- **Short exercise**
Transcribe the material exactly. Images do not belong in the copy.

---- Entries provided

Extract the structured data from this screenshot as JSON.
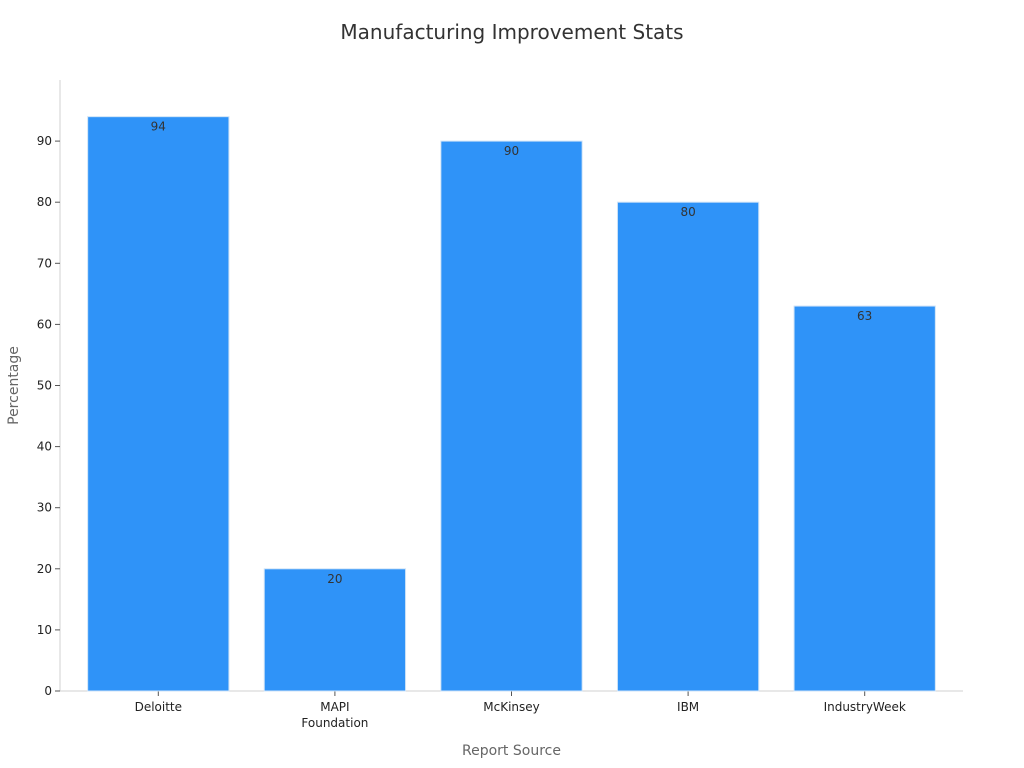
{
  "chart_data": {
    "type": "bar",
    "title": "Manufacturing Improvement Stats",
    "xlabel": "Report Source",
    "ylabel": "Percentage",
    "categories": [
      [
        "Deloitte"
      ],
      [
        "MAPI",
        "Foundation"
      ],
      [
        "McKinsey"
      ],
      [
        "IBM"
      ],
      [
        "IndustryWeek"
      ]
    ],
    "values": [
      94,
      20,
      90,
      80,
      63
    ],
    "ylim": [
      0,
      100
    ],
    "yticks": [
      0,
      10,
      20,
      30,
      40,
      50,
      60,
      70,
      80,
      90
    ],
    "grid": false,
    "legend": "none",
    "bar_color": "#2f93f8",
    "bar_edge_color": "#cfe3f7"
  }
}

--------

- **Output below**
Extract the structured data from this screenshot as JSON.
{
  "chart_data": {
    "type": "bar",
    "title": "Manufacturing Improvement Stats",
    "xlabel": "Report Source",
    "ylabel": "Percentage",
    "categories": [
      [
        "Deloitte"
      ],
      [
        "MAPI",
        "Foundation"
      ],
      [
        "McKinsey"
      ],
      [
        "IBM"
      ],
      [
        "IndustryWeek"
      ]
    ],
    "values": [
      94,
      20,
      90,
      80,
      63
    ],
    "ylim": [
      0,
      100
    ],
    "yticks": [
      0,
      10,
      20,
      30,
      40,
      50,
      60,
      70,
      80,
      90
    ],
    "grid": false,
    "legend": "none",
    "bar_color": "#2f93f8",
    "bar_edge_color": "#cfe3f7"
  }
}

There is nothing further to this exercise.